Task description
Write out each line in which the string "rating" is present.

Data provided
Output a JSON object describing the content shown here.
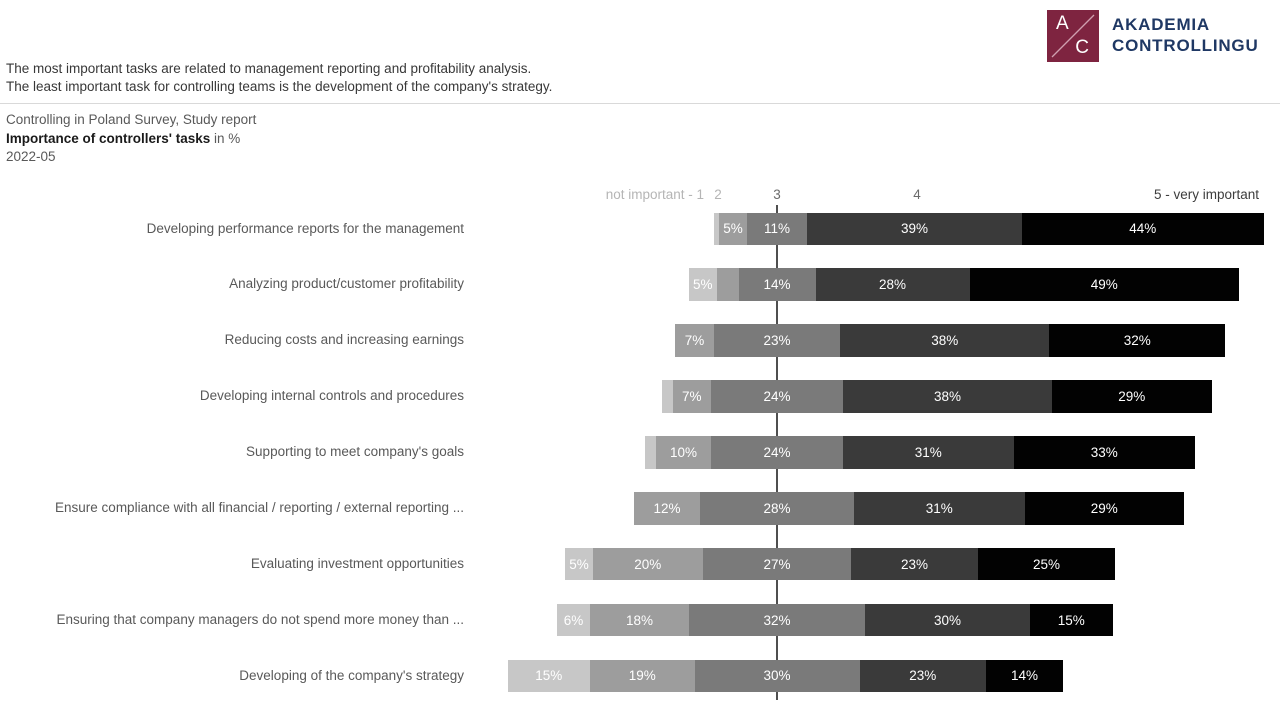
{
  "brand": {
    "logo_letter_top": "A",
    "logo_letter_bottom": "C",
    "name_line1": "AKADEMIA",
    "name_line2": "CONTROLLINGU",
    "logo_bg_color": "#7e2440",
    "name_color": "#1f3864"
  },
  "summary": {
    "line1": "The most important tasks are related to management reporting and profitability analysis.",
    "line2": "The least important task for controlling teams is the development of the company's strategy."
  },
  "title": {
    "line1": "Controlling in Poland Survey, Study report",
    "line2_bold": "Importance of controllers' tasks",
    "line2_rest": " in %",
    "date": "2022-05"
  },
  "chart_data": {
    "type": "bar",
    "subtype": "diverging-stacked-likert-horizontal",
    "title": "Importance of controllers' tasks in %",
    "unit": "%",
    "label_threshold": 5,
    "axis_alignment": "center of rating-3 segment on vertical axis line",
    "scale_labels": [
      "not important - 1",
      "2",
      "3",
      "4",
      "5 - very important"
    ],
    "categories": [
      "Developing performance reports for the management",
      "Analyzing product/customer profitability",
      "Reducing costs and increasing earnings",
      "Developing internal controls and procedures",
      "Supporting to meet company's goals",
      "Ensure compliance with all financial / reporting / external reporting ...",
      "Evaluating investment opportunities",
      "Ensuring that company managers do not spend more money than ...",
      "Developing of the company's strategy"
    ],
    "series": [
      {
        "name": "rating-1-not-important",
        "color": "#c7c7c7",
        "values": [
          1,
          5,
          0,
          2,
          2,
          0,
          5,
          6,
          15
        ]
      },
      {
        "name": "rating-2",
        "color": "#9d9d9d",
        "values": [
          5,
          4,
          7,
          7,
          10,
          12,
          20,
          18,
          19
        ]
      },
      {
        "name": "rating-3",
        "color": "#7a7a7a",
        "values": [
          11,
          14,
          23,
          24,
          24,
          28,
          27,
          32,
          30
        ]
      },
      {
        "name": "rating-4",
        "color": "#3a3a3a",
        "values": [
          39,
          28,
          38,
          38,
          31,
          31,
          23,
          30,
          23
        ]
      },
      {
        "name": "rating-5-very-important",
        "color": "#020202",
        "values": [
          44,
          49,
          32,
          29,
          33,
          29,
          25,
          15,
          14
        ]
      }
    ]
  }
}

--

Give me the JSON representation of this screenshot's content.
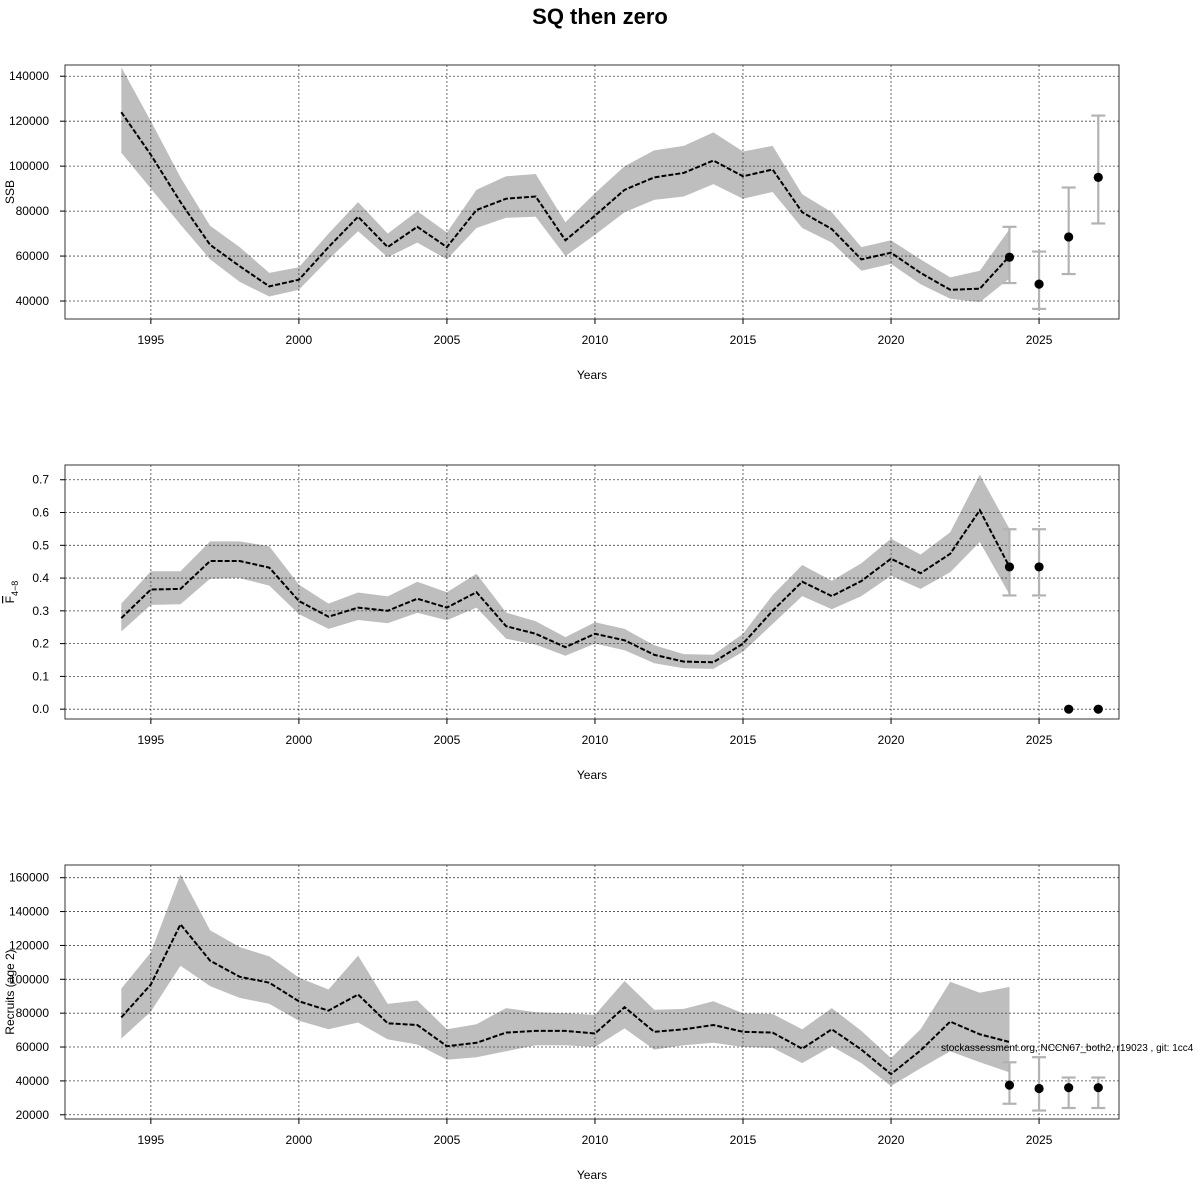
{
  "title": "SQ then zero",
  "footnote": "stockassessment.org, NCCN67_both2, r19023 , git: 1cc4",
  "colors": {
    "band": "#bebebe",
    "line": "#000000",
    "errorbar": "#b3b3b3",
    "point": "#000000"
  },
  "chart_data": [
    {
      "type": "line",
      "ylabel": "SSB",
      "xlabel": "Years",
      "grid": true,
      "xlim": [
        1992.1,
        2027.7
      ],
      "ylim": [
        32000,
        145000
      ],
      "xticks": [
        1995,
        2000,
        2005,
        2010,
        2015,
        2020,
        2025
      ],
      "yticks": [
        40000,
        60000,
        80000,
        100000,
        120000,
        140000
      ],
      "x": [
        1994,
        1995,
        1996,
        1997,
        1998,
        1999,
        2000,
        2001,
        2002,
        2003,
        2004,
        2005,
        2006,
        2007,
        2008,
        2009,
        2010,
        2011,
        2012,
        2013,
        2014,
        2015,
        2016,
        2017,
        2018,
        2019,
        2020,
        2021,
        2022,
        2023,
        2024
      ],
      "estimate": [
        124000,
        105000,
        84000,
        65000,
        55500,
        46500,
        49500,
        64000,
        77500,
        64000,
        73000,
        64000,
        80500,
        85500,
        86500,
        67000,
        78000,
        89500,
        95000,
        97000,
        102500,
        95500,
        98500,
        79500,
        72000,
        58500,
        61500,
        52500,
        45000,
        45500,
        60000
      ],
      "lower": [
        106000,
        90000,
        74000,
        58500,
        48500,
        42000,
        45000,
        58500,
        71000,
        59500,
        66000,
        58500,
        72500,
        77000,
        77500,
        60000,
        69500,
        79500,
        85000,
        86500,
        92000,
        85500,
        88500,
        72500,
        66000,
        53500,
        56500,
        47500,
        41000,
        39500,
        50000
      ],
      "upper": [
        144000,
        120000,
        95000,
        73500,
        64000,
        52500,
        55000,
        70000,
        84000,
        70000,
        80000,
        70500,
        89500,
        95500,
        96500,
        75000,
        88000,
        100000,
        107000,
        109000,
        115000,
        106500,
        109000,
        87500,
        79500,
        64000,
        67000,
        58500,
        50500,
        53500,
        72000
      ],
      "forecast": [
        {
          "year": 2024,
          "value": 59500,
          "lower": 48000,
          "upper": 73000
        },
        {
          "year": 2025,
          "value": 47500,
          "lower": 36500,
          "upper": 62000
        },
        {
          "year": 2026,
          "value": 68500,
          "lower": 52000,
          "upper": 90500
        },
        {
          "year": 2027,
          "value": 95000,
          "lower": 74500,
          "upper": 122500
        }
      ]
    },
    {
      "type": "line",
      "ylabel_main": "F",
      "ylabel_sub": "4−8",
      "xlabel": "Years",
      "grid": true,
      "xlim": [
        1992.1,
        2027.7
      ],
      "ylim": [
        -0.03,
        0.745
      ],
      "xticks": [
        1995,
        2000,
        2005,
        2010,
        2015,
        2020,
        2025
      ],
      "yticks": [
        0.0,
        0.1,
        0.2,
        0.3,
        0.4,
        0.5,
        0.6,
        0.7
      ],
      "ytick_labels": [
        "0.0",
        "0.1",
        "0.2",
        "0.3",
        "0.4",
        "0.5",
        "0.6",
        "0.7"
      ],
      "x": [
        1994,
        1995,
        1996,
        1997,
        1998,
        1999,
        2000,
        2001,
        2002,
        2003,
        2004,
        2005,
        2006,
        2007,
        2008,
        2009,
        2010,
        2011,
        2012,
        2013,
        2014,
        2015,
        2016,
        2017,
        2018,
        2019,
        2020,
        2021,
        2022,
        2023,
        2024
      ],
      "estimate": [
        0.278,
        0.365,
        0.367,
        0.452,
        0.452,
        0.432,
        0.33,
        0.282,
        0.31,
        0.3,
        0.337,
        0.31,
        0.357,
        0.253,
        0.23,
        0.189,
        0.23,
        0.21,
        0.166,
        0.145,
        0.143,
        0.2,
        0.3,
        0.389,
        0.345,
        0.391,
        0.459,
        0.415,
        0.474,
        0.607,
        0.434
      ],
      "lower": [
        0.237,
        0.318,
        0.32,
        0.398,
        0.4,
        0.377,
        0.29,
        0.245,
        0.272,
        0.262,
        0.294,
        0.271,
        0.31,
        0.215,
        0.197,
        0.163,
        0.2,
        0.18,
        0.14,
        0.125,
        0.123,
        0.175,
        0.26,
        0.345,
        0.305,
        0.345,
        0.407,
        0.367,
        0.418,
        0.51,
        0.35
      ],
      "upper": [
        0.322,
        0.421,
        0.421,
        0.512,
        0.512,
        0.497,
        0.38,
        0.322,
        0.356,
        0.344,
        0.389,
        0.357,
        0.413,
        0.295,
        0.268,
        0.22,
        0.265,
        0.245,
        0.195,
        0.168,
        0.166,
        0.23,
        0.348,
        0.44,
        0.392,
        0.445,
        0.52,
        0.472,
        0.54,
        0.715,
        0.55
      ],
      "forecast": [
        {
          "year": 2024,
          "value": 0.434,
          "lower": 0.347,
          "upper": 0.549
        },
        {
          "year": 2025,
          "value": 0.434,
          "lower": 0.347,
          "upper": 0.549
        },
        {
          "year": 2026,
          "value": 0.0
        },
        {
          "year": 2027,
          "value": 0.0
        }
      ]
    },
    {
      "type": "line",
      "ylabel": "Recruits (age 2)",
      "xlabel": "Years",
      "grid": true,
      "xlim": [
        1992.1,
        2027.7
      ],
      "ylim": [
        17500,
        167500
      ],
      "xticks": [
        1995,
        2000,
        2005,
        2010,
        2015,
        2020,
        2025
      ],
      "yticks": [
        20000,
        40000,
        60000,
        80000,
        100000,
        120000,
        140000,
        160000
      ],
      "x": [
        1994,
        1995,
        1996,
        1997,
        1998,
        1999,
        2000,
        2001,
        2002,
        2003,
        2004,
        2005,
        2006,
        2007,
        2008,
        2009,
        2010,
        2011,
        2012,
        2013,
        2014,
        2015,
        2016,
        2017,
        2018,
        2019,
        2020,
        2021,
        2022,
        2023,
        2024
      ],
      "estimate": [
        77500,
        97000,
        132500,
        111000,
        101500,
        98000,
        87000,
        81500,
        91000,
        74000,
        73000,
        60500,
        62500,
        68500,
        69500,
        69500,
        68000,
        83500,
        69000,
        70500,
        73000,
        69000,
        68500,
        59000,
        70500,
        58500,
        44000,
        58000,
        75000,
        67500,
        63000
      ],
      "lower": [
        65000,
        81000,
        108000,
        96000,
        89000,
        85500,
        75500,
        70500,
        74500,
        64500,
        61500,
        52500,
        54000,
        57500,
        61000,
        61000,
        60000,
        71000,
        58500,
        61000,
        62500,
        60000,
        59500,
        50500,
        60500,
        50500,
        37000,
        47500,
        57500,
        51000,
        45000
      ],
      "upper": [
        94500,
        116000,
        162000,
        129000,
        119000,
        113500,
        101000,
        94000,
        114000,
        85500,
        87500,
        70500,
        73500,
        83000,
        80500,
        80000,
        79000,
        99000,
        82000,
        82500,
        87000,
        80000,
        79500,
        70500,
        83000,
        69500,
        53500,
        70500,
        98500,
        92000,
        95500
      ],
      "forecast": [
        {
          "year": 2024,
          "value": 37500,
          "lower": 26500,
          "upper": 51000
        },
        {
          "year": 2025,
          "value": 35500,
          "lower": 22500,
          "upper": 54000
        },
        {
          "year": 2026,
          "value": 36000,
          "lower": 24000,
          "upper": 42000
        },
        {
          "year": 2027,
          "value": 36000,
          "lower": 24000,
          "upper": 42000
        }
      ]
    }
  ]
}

Full solution
    "axis_alignment": "center of rating-3 segment on vertical axis line",
        "name": "rating-1-not-important",
        "name": "rating-2",
        "name": "rating-3",
        "name": "rating-4",
        "name": "rating-5-very-important",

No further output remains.